Task objective.
Repeat each line of the material below exactly as it appears, minus any pictures.
==========
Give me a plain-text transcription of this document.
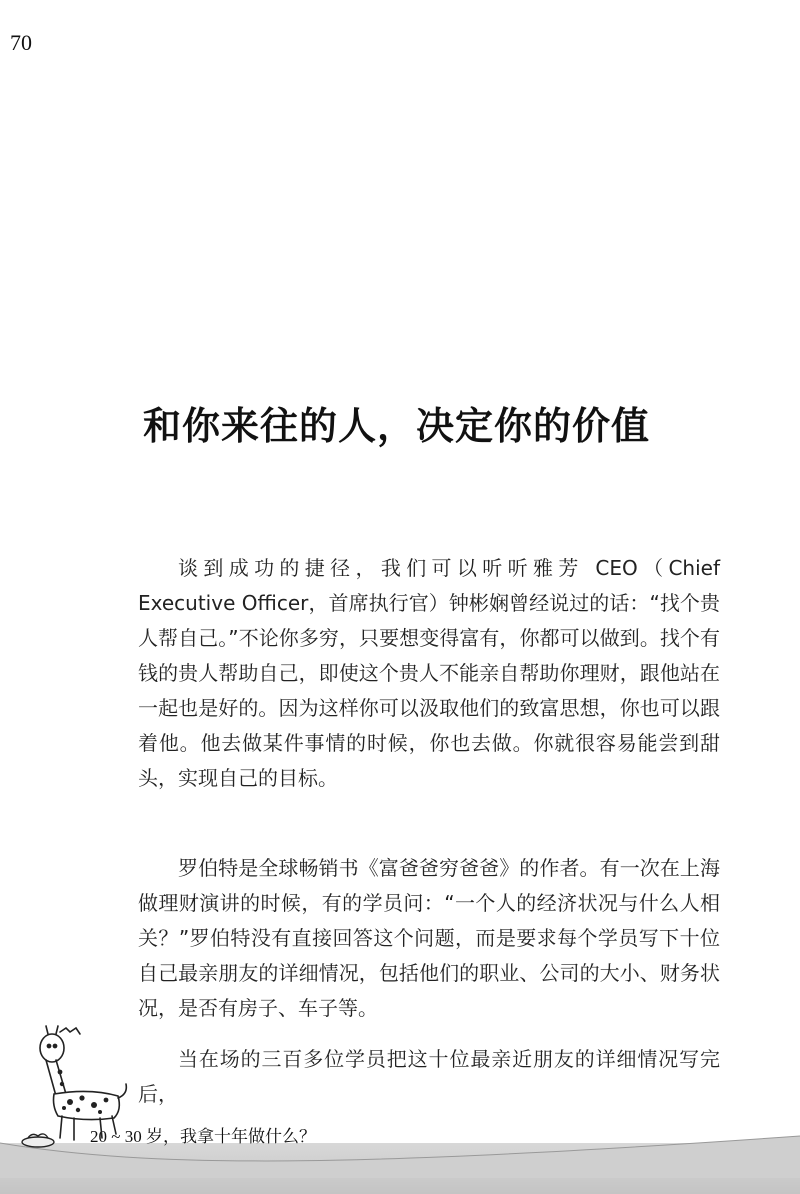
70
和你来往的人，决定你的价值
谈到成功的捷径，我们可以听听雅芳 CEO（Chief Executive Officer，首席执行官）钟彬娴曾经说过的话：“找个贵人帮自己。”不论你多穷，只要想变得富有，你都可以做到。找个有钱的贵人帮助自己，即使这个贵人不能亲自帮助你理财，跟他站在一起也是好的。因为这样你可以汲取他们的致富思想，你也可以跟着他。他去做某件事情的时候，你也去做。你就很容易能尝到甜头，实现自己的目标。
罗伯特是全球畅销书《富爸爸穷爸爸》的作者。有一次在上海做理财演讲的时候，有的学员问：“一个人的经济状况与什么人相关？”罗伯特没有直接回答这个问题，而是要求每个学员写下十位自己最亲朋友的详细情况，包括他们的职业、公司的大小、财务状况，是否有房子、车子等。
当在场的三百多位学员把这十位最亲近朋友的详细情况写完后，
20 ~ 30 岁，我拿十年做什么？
==========
Reply to the exercise.
Give me a plain-text transcription of this document.
70
和你来往的人，决定你的价值
谈到成功的捷径，我们可以听听雅芳 CEO（Chief Executive Officer，首席执行官）钟彬娴曾经说过的话：“找个贵人帮自己。”不论你多穷，只要想变得富有，你都可以做到。找个有钱的贵人帮助自己，即使这个贵人不能亲自帮助你理财，跟他站在一起也是好的。因为这样你可以汲取他们的致富思想，你也可以跟着他。他去做某件事情的时候，你也去做。你就很容易能尝到甜头，实现自己的目标。
罗伯特是全球畅销书《富爸爸穷爸爸》的作者。有一次在上海做理财演讲的时候，有的学员问：“一个人的经济状况与什么人相关？”罗伯特没有直接回答这个问题，而是要求每个学员写下十位自己最亲朋友的详细情况，包括他们的职业、公司的大小、财务状况，是否有房子、车子等。
当在场的三百多位学员把这十位最亲近朋友的详细情况写完后，
20 ~ 30 岁，我拿十年做什么？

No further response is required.